● **Task requirements**:
Pick out each line with the word "screenshot" from the material that follows.

● **Input material**:
================

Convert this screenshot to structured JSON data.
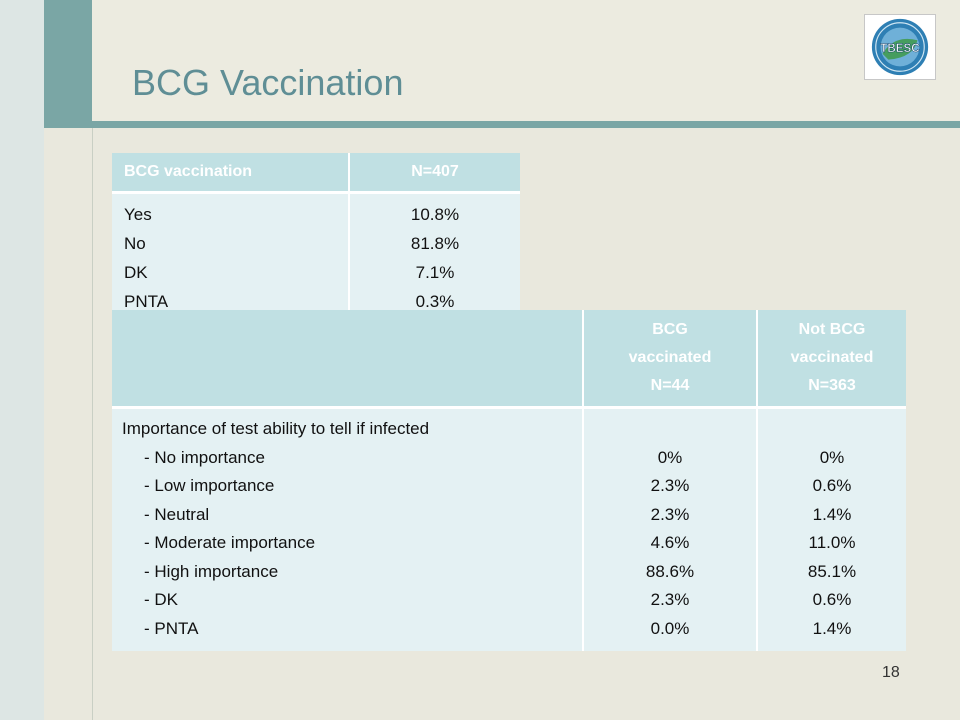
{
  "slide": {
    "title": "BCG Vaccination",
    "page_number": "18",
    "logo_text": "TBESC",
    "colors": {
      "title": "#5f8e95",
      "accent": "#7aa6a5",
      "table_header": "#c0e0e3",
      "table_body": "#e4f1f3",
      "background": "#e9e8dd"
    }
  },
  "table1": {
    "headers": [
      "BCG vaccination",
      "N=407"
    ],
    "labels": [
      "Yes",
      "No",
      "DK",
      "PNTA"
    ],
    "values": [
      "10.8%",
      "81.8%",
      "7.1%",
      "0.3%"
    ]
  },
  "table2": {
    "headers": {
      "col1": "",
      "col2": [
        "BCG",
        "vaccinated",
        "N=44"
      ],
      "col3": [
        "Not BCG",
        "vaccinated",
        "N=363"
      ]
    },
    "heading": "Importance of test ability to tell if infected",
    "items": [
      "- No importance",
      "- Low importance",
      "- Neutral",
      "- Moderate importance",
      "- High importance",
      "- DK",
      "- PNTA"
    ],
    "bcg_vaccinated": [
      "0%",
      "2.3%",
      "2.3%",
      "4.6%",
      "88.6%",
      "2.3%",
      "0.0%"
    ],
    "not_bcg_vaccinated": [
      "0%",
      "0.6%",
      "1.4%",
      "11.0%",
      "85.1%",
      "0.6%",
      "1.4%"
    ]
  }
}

================

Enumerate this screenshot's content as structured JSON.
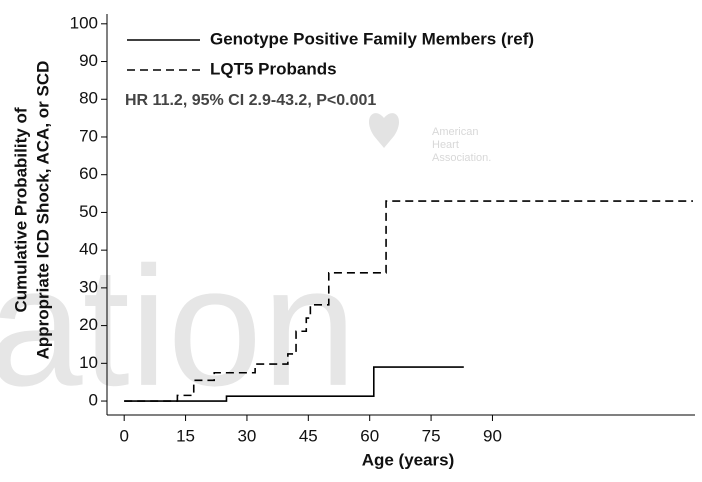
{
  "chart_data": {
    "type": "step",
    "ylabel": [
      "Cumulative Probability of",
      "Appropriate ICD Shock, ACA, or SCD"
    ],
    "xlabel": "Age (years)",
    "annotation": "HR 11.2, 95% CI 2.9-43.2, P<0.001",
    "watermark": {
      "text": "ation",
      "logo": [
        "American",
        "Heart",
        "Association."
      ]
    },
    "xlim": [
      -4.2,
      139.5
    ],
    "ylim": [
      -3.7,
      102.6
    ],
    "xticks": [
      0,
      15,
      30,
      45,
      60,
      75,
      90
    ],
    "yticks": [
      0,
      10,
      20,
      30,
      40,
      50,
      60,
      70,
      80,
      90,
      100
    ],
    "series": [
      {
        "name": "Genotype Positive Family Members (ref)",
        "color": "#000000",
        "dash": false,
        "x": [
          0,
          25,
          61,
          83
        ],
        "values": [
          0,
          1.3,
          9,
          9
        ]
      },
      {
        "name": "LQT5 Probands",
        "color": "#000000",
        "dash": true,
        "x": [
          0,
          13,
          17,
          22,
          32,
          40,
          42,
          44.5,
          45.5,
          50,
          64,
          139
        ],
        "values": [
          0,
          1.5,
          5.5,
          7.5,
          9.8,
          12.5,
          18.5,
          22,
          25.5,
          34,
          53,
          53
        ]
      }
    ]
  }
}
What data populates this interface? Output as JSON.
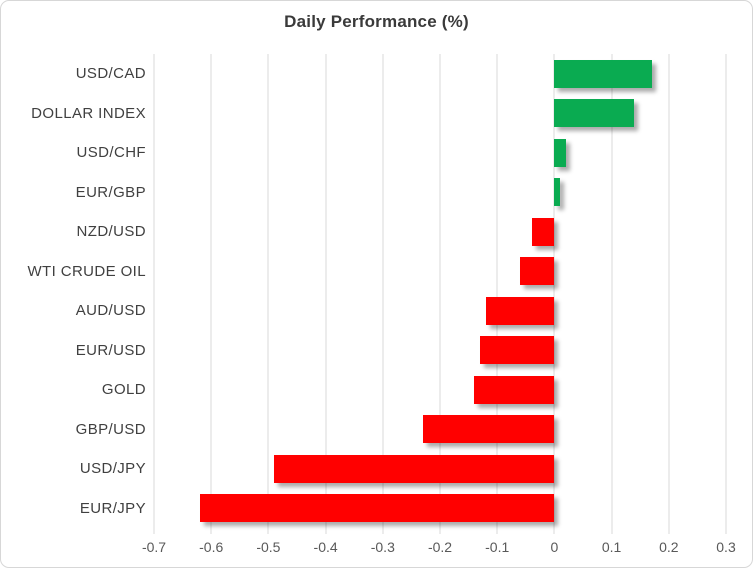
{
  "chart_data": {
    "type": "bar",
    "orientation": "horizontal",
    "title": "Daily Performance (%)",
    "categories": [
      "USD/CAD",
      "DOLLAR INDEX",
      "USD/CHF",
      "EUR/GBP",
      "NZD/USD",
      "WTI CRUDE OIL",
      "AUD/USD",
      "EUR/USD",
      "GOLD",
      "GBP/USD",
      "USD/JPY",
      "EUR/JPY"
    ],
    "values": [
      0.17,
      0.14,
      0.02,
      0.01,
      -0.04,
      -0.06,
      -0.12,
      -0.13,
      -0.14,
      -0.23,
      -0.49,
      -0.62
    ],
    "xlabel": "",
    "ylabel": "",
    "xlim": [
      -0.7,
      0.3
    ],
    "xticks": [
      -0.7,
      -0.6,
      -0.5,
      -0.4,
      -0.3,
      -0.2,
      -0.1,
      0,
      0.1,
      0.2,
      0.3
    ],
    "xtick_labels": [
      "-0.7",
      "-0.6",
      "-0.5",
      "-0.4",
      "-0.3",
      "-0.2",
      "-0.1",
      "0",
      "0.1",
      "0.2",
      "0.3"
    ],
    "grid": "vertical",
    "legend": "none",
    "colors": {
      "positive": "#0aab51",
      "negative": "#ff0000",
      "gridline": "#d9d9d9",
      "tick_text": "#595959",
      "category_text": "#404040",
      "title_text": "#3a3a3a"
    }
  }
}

================

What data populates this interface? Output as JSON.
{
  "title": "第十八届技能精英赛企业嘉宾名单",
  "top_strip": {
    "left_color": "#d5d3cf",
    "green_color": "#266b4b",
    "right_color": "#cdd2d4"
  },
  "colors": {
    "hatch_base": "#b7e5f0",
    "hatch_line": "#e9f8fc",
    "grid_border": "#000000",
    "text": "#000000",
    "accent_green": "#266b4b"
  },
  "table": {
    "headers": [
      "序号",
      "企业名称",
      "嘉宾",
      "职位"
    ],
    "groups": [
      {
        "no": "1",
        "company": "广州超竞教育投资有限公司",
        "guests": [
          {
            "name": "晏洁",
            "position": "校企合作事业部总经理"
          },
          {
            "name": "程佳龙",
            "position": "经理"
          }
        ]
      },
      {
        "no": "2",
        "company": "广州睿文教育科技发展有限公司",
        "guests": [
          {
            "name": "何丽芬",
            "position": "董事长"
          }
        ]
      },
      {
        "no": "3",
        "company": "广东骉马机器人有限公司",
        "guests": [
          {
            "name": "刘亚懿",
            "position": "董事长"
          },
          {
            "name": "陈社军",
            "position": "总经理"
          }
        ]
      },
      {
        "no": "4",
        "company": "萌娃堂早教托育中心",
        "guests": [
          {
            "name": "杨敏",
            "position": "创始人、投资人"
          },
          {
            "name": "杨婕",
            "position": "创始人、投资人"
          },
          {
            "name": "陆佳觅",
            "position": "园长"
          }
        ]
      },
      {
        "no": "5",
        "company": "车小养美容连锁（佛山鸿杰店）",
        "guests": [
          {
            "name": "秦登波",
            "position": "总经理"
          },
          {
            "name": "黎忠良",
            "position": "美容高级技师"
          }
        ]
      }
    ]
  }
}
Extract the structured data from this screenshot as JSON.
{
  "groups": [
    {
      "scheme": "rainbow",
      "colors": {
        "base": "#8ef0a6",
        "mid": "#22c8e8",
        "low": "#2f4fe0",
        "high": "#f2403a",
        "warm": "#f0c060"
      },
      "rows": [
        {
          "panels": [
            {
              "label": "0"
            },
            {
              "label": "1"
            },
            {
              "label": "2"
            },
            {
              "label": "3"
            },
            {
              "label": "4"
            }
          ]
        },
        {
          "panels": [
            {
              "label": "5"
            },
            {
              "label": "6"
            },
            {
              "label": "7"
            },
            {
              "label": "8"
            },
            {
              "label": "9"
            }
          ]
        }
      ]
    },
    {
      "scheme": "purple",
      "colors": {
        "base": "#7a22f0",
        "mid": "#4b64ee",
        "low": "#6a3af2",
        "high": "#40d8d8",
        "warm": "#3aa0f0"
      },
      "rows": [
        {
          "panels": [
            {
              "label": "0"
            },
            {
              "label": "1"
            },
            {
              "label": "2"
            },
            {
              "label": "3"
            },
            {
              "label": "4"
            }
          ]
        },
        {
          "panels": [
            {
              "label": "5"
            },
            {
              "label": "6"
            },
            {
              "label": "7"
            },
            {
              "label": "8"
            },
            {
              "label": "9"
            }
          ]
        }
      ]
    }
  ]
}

================

● **Problem solution**:
Convert this screenshot to structured JSON data.
Enumerate this screenshot's content as structured JSON.
Extract the structured data from this screenshot as JSON.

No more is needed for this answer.